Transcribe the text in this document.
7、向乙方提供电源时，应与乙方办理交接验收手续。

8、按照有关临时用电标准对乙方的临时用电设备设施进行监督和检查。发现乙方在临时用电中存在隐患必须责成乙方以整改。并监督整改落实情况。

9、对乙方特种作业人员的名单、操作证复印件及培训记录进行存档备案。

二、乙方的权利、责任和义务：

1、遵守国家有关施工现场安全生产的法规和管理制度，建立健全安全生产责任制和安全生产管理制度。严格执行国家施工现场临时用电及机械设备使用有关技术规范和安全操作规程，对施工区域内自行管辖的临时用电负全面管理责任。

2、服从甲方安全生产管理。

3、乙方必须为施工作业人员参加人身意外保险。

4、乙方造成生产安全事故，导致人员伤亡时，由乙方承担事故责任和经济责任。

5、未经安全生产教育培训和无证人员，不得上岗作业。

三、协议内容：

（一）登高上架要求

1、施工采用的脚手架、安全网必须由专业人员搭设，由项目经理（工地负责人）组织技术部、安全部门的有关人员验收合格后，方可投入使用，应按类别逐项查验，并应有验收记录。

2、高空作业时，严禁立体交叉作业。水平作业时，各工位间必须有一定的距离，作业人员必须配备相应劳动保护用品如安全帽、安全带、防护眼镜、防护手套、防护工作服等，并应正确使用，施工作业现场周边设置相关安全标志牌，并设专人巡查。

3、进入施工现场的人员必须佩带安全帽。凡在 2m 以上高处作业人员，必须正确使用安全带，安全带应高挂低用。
==
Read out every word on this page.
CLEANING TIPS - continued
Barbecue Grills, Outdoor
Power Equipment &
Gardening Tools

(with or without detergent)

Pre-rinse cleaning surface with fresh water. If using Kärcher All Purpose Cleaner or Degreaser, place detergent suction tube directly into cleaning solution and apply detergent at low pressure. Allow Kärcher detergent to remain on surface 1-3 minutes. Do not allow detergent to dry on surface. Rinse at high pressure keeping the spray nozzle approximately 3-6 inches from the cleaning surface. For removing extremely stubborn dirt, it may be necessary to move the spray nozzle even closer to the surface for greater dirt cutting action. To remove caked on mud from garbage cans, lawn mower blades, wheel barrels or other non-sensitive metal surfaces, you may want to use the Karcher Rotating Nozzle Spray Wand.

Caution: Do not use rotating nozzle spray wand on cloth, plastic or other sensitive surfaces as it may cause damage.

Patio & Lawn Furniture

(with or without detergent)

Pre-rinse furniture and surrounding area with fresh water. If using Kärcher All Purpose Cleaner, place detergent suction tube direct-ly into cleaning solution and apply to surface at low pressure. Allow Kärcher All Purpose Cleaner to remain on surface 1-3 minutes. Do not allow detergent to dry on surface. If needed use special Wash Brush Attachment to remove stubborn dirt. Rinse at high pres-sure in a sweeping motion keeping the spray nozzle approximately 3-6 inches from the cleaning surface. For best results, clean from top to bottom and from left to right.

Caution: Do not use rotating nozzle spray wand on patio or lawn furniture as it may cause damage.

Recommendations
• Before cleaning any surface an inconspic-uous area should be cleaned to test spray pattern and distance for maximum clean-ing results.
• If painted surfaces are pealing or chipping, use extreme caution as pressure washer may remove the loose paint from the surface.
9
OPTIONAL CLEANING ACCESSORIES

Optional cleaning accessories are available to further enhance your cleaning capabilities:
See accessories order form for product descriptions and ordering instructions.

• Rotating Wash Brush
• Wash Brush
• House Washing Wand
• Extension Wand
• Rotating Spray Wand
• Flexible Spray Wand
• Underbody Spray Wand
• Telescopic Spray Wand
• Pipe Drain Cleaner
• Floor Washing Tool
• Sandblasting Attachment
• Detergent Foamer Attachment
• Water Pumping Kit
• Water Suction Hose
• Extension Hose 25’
* * *
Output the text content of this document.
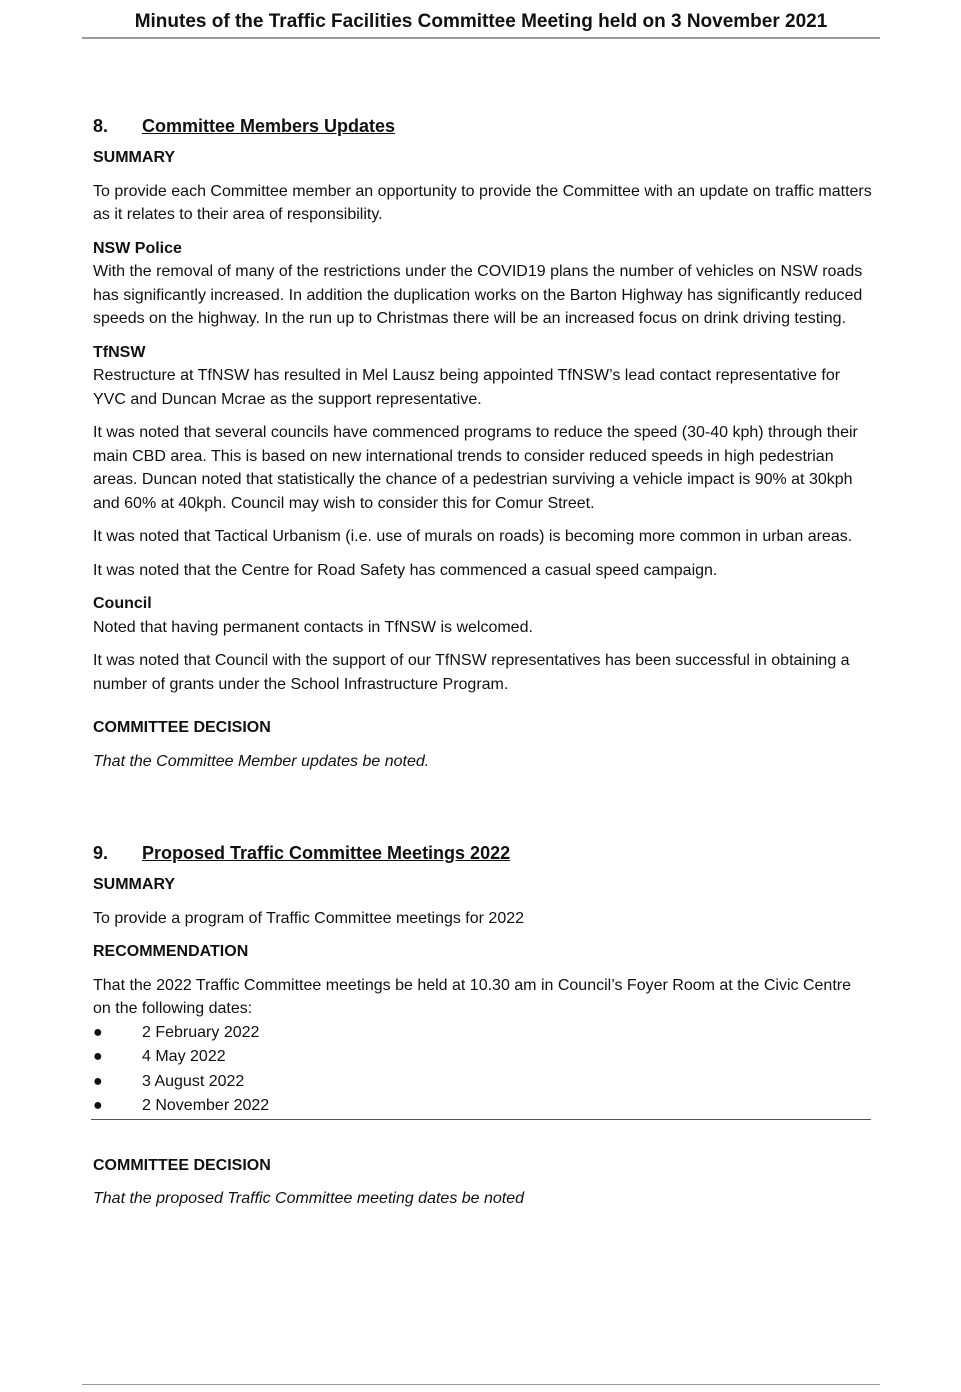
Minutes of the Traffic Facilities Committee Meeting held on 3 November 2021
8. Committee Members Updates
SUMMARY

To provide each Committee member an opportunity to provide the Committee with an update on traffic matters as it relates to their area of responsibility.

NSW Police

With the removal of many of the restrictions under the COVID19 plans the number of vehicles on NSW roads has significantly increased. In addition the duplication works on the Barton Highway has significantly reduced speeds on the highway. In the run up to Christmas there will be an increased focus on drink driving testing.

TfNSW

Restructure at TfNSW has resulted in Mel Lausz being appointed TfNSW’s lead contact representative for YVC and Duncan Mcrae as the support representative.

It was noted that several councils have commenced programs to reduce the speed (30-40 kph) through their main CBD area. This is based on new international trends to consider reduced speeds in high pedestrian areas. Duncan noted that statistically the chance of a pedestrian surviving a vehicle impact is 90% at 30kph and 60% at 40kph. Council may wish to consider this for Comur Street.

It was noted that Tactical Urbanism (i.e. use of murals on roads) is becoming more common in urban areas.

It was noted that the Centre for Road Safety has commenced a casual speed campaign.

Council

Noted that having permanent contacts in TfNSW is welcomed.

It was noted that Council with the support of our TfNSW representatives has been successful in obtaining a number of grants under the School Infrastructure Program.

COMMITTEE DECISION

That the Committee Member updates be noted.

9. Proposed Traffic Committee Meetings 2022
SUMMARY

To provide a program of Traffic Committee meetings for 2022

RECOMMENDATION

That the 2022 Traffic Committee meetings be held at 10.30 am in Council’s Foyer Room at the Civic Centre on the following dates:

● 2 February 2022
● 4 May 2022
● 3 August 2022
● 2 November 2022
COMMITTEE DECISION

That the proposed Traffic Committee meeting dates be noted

■ **Problem description**: List all lines holding the string "text".

■ **Task answer**:
Transcribe the text in this document.
Output the text content of this document.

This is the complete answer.